- Opening Delimiter -

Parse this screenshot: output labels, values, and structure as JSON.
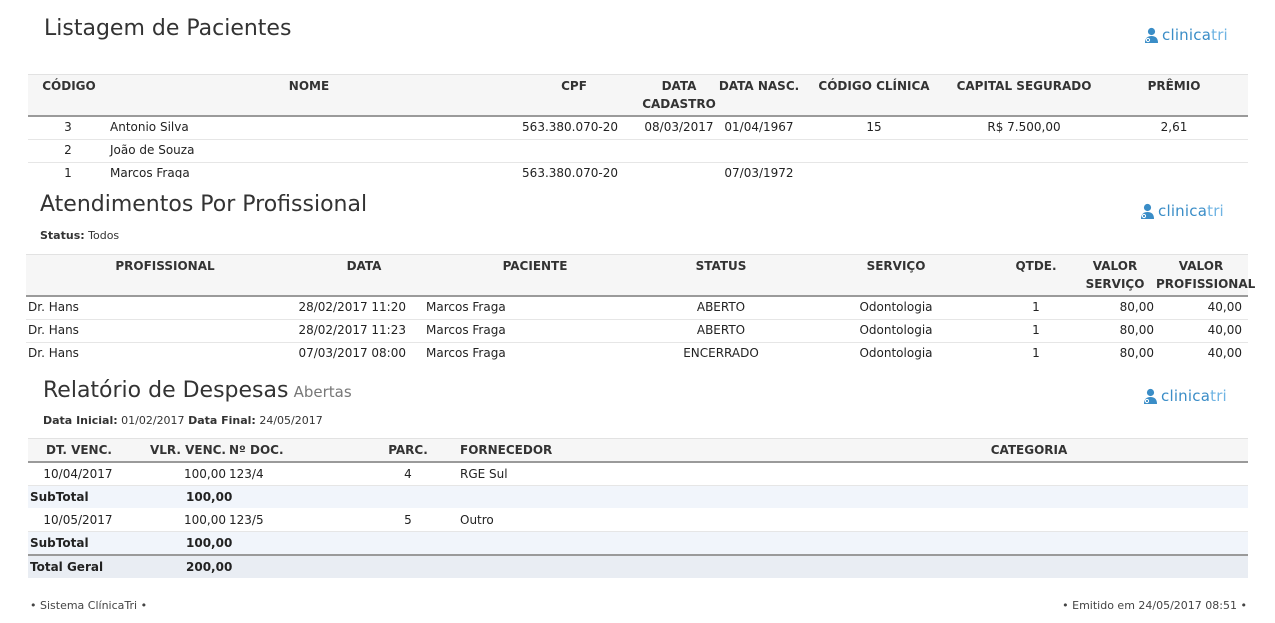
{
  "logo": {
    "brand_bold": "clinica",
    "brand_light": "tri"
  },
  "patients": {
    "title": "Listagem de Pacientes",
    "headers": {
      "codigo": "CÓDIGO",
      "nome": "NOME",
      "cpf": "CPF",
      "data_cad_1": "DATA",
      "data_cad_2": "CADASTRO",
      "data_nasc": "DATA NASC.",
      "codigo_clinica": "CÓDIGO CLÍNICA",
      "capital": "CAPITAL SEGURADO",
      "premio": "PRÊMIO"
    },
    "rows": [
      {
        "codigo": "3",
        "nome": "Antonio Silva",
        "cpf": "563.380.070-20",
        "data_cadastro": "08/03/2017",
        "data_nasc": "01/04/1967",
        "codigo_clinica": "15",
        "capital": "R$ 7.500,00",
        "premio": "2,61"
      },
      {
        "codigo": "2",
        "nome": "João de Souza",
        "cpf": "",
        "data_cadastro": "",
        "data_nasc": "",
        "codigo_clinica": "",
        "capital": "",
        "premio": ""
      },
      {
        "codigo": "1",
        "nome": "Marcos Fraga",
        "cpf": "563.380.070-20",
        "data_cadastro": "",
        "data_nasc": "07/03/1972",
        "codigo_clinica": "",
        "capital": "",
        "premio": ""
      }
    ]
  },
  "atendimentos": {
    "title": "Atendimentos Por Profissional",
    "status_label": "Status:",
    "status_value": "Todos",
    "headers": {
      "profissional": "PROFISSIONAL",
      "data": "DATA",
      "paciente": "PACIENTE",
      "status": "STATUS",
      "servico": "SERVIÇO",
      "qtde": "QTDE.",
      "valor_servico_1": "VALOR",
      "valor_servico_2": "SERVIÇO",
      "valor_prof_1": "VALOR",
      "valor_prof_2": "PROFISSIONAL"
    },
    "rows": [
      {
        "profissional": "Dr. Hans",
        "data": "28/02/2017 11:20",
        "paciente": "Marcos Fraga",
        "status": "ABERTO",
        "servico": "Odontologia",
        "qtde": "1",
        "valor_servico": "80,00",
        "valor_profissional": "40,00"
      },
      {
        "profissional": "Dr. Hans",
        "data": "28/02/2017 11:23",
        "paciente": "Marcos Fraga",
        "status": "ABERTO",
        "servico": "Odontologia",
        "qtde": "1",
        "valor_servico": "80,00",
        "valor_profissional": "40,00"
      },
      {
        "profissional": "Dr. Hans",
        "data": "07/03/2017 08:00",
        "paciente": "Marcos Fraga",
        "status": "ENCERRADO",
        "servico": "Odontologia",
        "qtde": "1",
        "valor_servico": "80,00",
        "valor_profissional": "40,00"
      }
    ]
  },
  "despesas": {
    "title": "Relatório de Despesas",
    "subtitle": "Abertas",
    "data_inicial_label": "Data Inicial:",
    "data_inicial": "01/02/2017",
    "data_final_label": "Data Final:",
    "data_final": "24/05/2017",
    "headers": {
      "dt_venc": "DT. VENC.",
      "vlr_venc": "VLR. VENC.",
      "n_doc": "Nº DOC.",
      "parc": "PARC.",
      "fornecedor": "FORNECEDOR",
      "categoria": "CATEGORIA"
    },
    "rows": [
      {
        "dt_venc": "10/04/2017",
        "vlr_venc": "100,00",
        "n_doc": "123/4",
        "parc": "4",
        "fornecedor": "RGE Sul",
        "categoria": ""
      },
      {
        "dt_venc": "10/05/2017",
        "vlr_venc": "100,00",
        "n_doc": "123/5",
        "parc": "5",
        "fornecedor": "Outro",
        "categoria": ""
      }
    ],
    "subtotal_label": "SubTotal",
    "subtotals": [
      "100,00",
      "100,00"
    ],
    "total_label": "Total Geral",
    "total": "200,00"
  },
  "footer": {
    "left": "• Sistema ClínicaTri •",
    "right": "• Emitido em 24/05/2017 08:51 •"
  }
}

- Closing Delimiter -
- Opening Delimiter -

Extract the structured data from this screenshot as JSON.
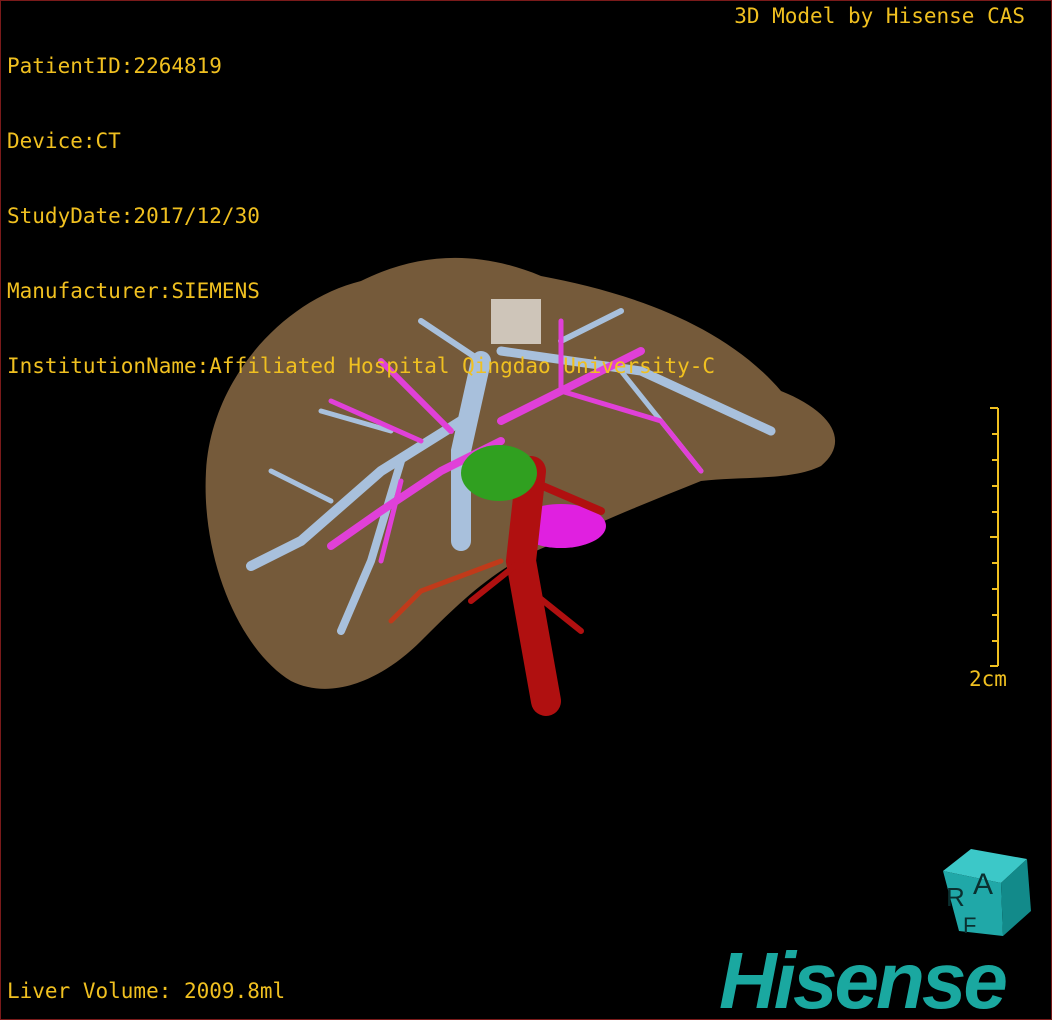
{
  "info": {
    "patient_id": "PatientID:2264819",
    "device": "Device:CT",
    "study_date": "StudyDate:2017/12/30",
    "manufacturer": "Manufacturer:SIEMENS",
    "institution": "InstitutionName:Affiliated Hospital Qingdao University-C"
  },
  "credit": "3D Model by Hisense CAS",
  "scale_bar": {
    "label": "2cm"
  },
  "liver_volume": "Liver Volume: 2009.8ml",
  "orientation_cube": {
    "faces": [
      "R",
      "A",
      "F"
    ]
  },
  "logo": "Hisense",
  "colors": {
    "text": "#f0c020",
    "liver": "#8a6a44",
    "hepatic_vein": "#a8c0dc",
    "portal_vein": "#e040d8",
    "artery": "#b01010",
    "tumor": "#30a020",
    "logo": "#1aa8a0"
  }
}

- Closing Delimiter -

Could you copy each line of the material that holds "SERVIÇO"?

• Written answer:
      "servico": "SERVIÇO",
      "valor_servico_2": "SERVIÇO",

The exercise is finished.